■ Excerpted data:
/---

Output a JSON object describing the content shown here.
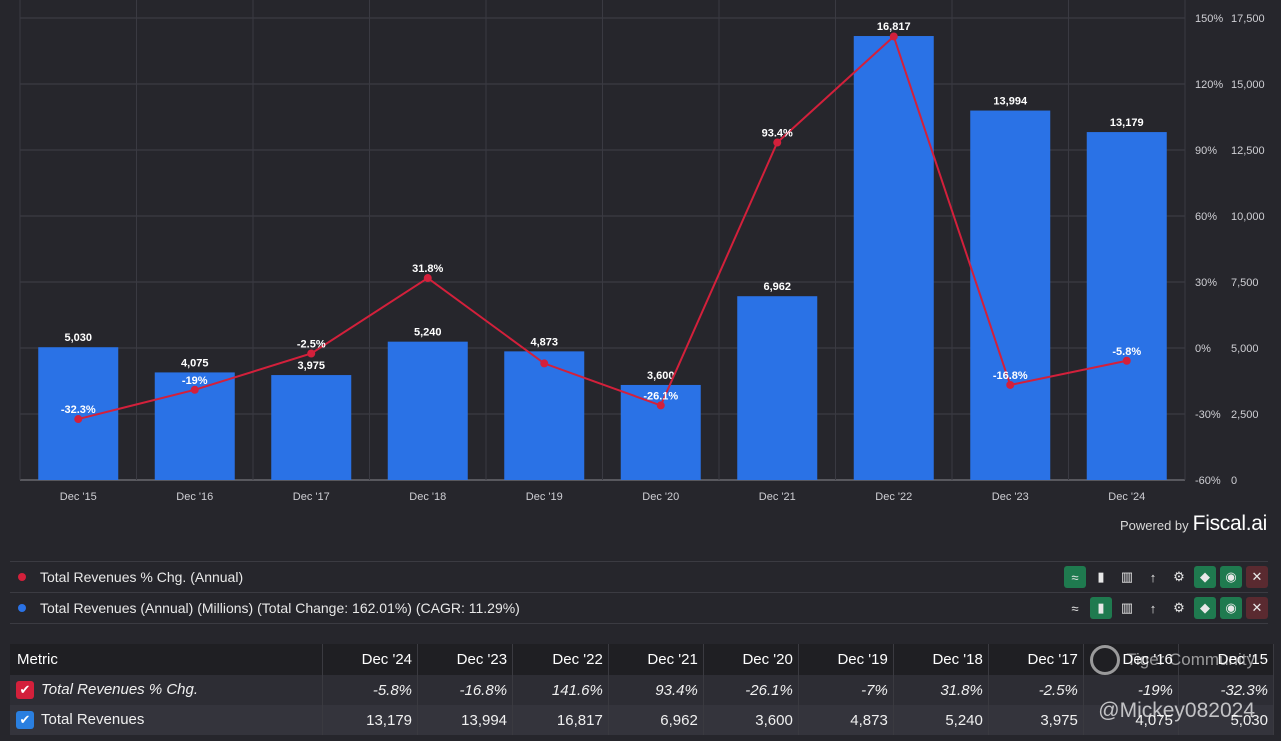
{
  "chart_data": {
    "type": "bar",
    "categories": [
      "Dec '15",
      "Dec '16",
      "Dec '17",
      "Dec '18",
      "Dec '19",
      "Dec '20",
      "Dec '21",
      "Dec '22",
      "Dec '23",
      "Dec '24"
    ],
    "series": [
      {
        "name": "Total Revenues (Annual) (Millions)",
        "type": "bar",
        "axis": "right",
        "values": [
          5030,
          4075,
          3975,
          5240,
          4873,
          3600,
          6962,
          16817,
          13994,
          13179
        ],
        "labels": [
          "5,030",
          "4,075",
          "3,975",
          "5,240",
          "4,873",
          "3,600",
          "6,962",
          "16,817",
          "13,994",
          "13,179"
        ],
        "color": "#2a72e6"
      },
      {
        "name": "Total Revenues % Chg. (Annual)",
        "type": "line",
        "axis": "left",
        "values": [
          -32.3,
          -19,
          -2.5,
          31.8,
          -7,
          -26.1,
          93.4,
          141.6,
          -16.8,
          -5.8
        ],
        "labels": [
          "-32.3%",
          "-19%",
          "-2.5%",
          "31.8%",
          "",
          "-26.1%",
          "93.4%",
          "",
          "-16.8%",
          "-5.8%"
        ],
        "color": "#d3203b"
      }
    ],
    "y_left": {
      "min": -60,
      "max": 150,
      "ticks": [
        "150%",
        "120%",
        "90%",
        "60%",
        "30%",
        "0%",
        "-30%",
        "-60%"
      ]
    },
    "y_right": {
      "min": 0,
      "max": 17500,
      "ticks": [
        "17,500",
        "15,000",
        "12,500",
        "10,000",
        "7,500",
        "5,000",
        "2,500",
        "0"
      ]
    },
    "grid": true
  },
  "powered_by": {
    "label": "Powered by",
    "brand": "Fiscal.ai"
  },
  "legend": [
    {
      "label": "Total Revenues % Chg. (Annual)",
      "color": "#d3203b"
    },
    {
      "label": "Total Revenues (Annual) (Millions) (Total Change: 162.01%) (CAGR: 11.29%)",
      "color": "#2a72e6"
    }
  ],
  "tools": {
    "line_icon": "≈",
    "bar_icon": "▮",
    "stacked_icon": "▥",
    "sort_icon": "↑",
    "gear_icon": "⚙",
    "tag_icon": "◆",
    "eye_icon": "◉",
    "close_icon": "✕"
  },
  "table": {
    "header": [
      "Metric",
      "Dec '24",
      "Dec '23",
      "Dec '22",
      "Dec '21",
      "Dec '20",
      "Dec '19",
      "Dec '18",
      "Dec '17",
      "Dec '16",
      "Dec '15"
    ],
    "rows": [
      {
        "metric": "Total Revenues % Chg.",
        "check": "✔",
        "values": [
          "-5.8%",
          "-16.8%",
          "141.6%",
          "93.4%",
          "-26.1%",
          "-7%",
          "31.8%",
          "-2.5%",
          "-19%",
          "-32.3%"
        ]
      },
      {
        "metric": "Total Revenues",
        "check": "✔",
        "values": [
          "13,179",
          "13,994",
          "16,817",
          "6,962",
          "3,600",
          "4,873",
          "5,240",
          "3,975",
          "4,075",
          "5,030"
        ]
      }
    ]
  },
  "watermark": {
    "text": "Tiger Community",
    "handle": "@Mickey082024"
  }
}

\---

■ Given task:
Transcribe every line from the records above without alteration, and leave out the images.

■ Result of this task:
Output a JSON object describing the content shown here.
{
  "chart_data": {
    "type": "bar",
    "categories": [
      "Dec '15",
      "Dec '16",
      "Dec '17",
      "Dec '18",
      "Dec '19",
      "Dec '20",
      "Dec '21",
      "Dec '22",
      "Dec '23",
      "Dec '24"
    ],
    "series": [
      {
        "name": "Total Revenues (Annual) (Millions)",
        "type": "bar",
        "axis": "right",
        "values": [
          5030,
          4075,
          3975,
          5240,
          4873,
          3600,
          6962,
          16817,
          13994,
          13179
        ],
        "labels": [
          "5,030",
          "4,075",
          "3,975",
          "5,240",
          "4,873",
          "3,600",
          "6,962",
          "16,817",
          "13,994",
          "13,179"
        ],
        "color": "#2a72e6"
      },
      {
        "name": "Total Revenues % Chg. (Annual)",
        "type": "line",
        "axis": "left",
        "values": [
          -32.3,
          -19,
          -2.5,
          31.8,
          -7,
          -26.1,
          93.4,
          141.6,
          -16.8,
          -5.8
        ],
        "labels": [
          "-32.3%",
          "-19%",
          "-2.5%",
          "31.8%",
          "",
          "-26.1%",
          "93.4%",
          "",
          "-16.8%",
          "-5.8%"
        ],
        "color": "#d3203b"
      }
    ],
    "y_left": {
      "min": -60,
      "max": 150,
      "ticks": [
        "150%",
        "120%",
        "90%",
        "60%",
        "30%",
        "0%",
        "-30%",
        "-60%"
      ]
    },
    "y_right": {
      "min": 0,
      "max": 17500,
      "ticks": [
        "17,500",
        "15,000",
        "12,500",
        "10,000",
        "7,500",
        "5,000",
        "2,500",
        "0"
      ]
    },
    "grid": true
  },
  "powered_by": {
    "label": "Powered by",
    "brand": "Fiscal.ai"
  },
  "legend": [
    {
      "label": "Total Revenues % Chg. (Annual)",
      "color": "#d3203b"
    },
    {
      "label": "Total Revenues (Annual) (Millions) (Total Change: 162.01%) (CAGR: 11.29%)",
      "color": "#2a72e6"
    }
  ],
  "tools": {
    "line_icon": "≈",
    "bar_icon": "▮",
    "stacked_icon": "▥",
    "sort_icon": "↑",
    "gear_icon": "⚙",
    "tag_icon": "◆",
    "eye_icon": "◉",
    "close_icon": "✕"
  },
  "table": {
    "header": [
      "Metric",
      "Dec '24",
      "Dec '23",
      "Dec '22",
      "Dec '21",
      "Dec '20",
      "Dec '19",
      "Dec '18",
      "Dec '17",
      "Dec '16",
      "Dec '15"
    ],
    "rows": [
      {
        "metric": "Total Revenues % Chg.",
        "check": "✔",
        "values": [
          "-5.8%",
          "-16.8%",
          "141.6%",
          "93.4%",
          "-26.1%",
          "-7%",
          "31.8%",
          "-2.5%",
          "-19%",
          "-32.3%"
        ]
      },
      {
        "metric": "Total Revenues",
        "check": "✔",
        "values": [
          "13,179",
          "13,994",
          "16,817",
          "6,962",
          "3,600",
          "4,873",
          "5,240",
          "3,975",
          "4,075",
          "5,030"
        ]
      }
    ]
  },
  "watermark": {
    "text": "Tiger Community",
    "handle": "@Mickey082024"
  }
}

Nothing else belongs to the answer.